27 “But I say to you who are listening: Love your enemies; do good to those who hate you; 28 bless those who curse you; pray for those who mistreat you. 29 If anyone strikes you on the cheek, offer the other also, and from anyone who takes away your coat do not withhold even your shirt. 30 Give to everyone who asks of you, and if anyone takes away what is yours, do not ask for it back again. 31 Do to others as you would have them do to you. 32 If you love those who love you, what credit is that to you? For even sinners love those who love them. 33 If you do good to those who do good to you, what credit is that to you? For even sinners do the same. 34 If you lend to those from whom you expect to receive payment, what credit is that to you? Even sinners lend to sinners, to receive as much again. 35 Instead, love your enemies, do good, and lend, expecting nothing in return. Your reward will be great, and you will be children of the Most High, for he himself is kind to the ungrateful and the wicked. 36 Be merciful, just as your Father is merciful. 37 Do not judge, and you will not be judged; do not condemn, and you will not be condemned. Forgive, and you will be forgiven; 38 give, and it will be given to you. A good measure, pressed down, shaken together, running over, will be put into your lap, for the measure you give will be the measure you get back.”
Luke 6:27-38 (NRSVue)
The command to “love your enemies” stands out among Jesus’s teachings. It is shockingly counterintuitive, for retaliation seems the more instinctual human response. But the extension of divinely patterned love all the way to enemies is not the part of this command that most challenges me. After all, Jesus is pulling on a long biblical thread, recognizing that enemies (just as much as friends) are part of the human family and should be afforded dignity, compassion, mercy… in a word: love.
Consider the following legal case: “When you come upon your enemy’s ox or donkey going astray, you shall bring it back. When you see the donkey of one who hates you struggling under its burden and you would hold back from setting it free, you must help to set it free” (Exodus 23:4–5). The implications of case laws like this are not limited to the given scenario alone but are meant to be the basis for social principles. Here, the principle is that even the enemy—if they are in need—must be shown generous care. Or consider the following proverbs: “Do not rejoice when your enemies fall, and do not let your heart be glad when they stumble” (Proverbs 24:17); “If your enemies are hungry, give them bread to eat, and if they are thirsty, give them water to drink” (Proverbs 25:21). In other words, the Bible’s legal and wisdom traditions both give precedent for loving one’s enemies and treating them with dignified compassion.

○ ○ ○ ○

Summarize the reflection on loving enemies in two sentences. The rows after this point are separate material, apart from the reflection on loving enemies.

▸ **STORED DATA**:

○ ○ ○ ○

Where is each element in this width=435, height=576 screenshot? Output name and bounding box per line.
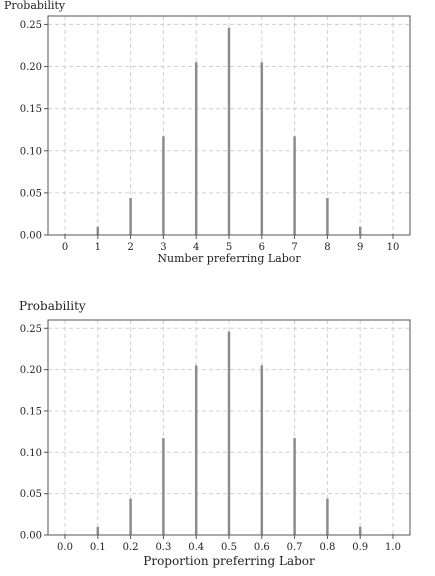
x-tick-label: 4 <box>193 242 199 253</box>
chart-panel-1: 0.00 0.05 0.10 0.15 0.20 0.25 0 1 2 3 4 5 6 7 8 9 10 Prob… <box>4 0 411 265</box>
x-tick-label: 0 <box>62 242 68 253</box>
x-tick-label: 0.6 <box>254 542 270 553</box>
bar <box>326 198 329 235</box>
x-tick-label: 7 <box>291 242 297 253</box>
y-tick-label: 0.10 <box>20 146 42 157</box>
y-tick-label: 0.25 <box>20 20 42 31</box>
y-tick-label: 0.05 <box>20 489 42 500</box>
y-tick-label: 0.05 <box>20 188 42 199</box>
bar <box>162 136 165 235</box>
plot-frame <box>47 319 411 536</box>
bar <box>260 62 264 235</box>
bar <box>162 438 165 535</box>
x-axis-label: Number preferring Labor <box>157 252 301 265</box>
x-tick-label: 0.1 <box>90 542 106 553</box>
bar <box>227 331 231 535</box>
y-tick-label: 0.00 <box>20 231 42 242</box>
bar <box>129 498 132 535</box>
x-tick-label: 0.7 <box>287 542 303 553</box>
x-tick-label: 6 <box>259 242 265 253</box>
chart-panel-2: 0.00 0.05 0.10 0.15 0.20 0.25 0.0 0.1 0.2 0.3 0.4 0… <box>19 299 411 568</box>
x-tick-label: 5 <box>226 242 232 253</box>
bar <box>358 526 362 535</box>
y-tick-label: 0.00 <box>20 531 42 542</box>
x-tick-label: 10 <box>387 242 400 253</box>
y-tick-label: 0.15 <box>20 406 42 417</box>
x-tick-label: 3 <box>160 242 166 253</box>
bar <box>358 226 362 235</box>
bar <box>293 438 296 535</box>
bar <box>129 198 132 235</box>
plot-frame <box>47 15 411 236</box>
bar <box>326 498 329 535</box>
x-tick-label: 0.5 <box>221 542 237 553</box>
x-tick-label: 0.4 <box>188 542 204 553</box>
bar <box>260 365 264 535</box>
x-tick-label: 1 <box>95 242 101 253</box>
bar <box>194 62 198 235</box>
x-tick-label: 0.2 <box>123 542 139 553</box>
y-tick-label: 0.20 <box>20 62 42 73</box>
x-tick-label: 0.3 <box>155 542 171 553</box>
x-tick-label: 2 <box>127 242 133 253</box>
bar <box>227 27 231 236</box>
y-axis-label: Probability <box>19 299 86 313</box>
x-tick-label: 8 <box>324 242 330 253</box>
y-axis-label: Probability <box>4 0 66 12</box>
x-tick-label: 0.0 <box>57 542 73 553</box>
y-tick-label: 0.15 <box>20 104 42 115</box>
bar <box>96 226 100 235</box>
y-tick-label: 0.20 <box>20 365 42 376</box>
x-tick-label: 0.8 <box>319 542 335 553</box>
x-axis-label: Proportion preferring Labor <box>143 554 315 568</box>
bar <box>194 365 198 535</box>
x-tick-label: 0.9 <box>352 542 368 553</box>
y-tick-label: 0.10 <box>20 448 42 459</box>
bar <box>96 526 100 535</box>
x-tick-label: 1.0 <box>385 542 401 553</box>
bar <box>293 136 296 235</box>
y-tick-label: 0.25 <box>20 324 42 335</box>
x-tick-label: 9 <box>357 242 363 253</box>
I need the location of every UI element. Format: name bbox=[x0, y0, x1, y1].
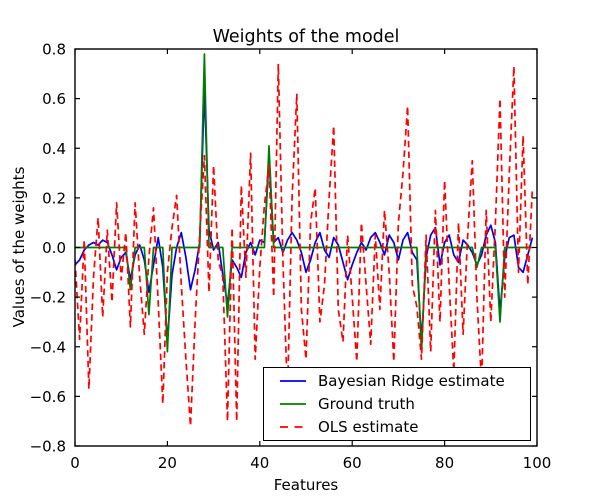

○ ○ ○ ○

▸ **EXPECTED ANSWER**:
Luke 6:27-38 calls for loving enemies, doing good to those who hate you, giving and lending without expecting anything in return, and being merciful as the Father is merciful. The commentary holds that extending love to enemies follows a long biblical thread, citing Exodus 23:4–5 and Proverbs 24:17 and 25:21 as legal and wisdom precedents for treating enemies with dignified compassion.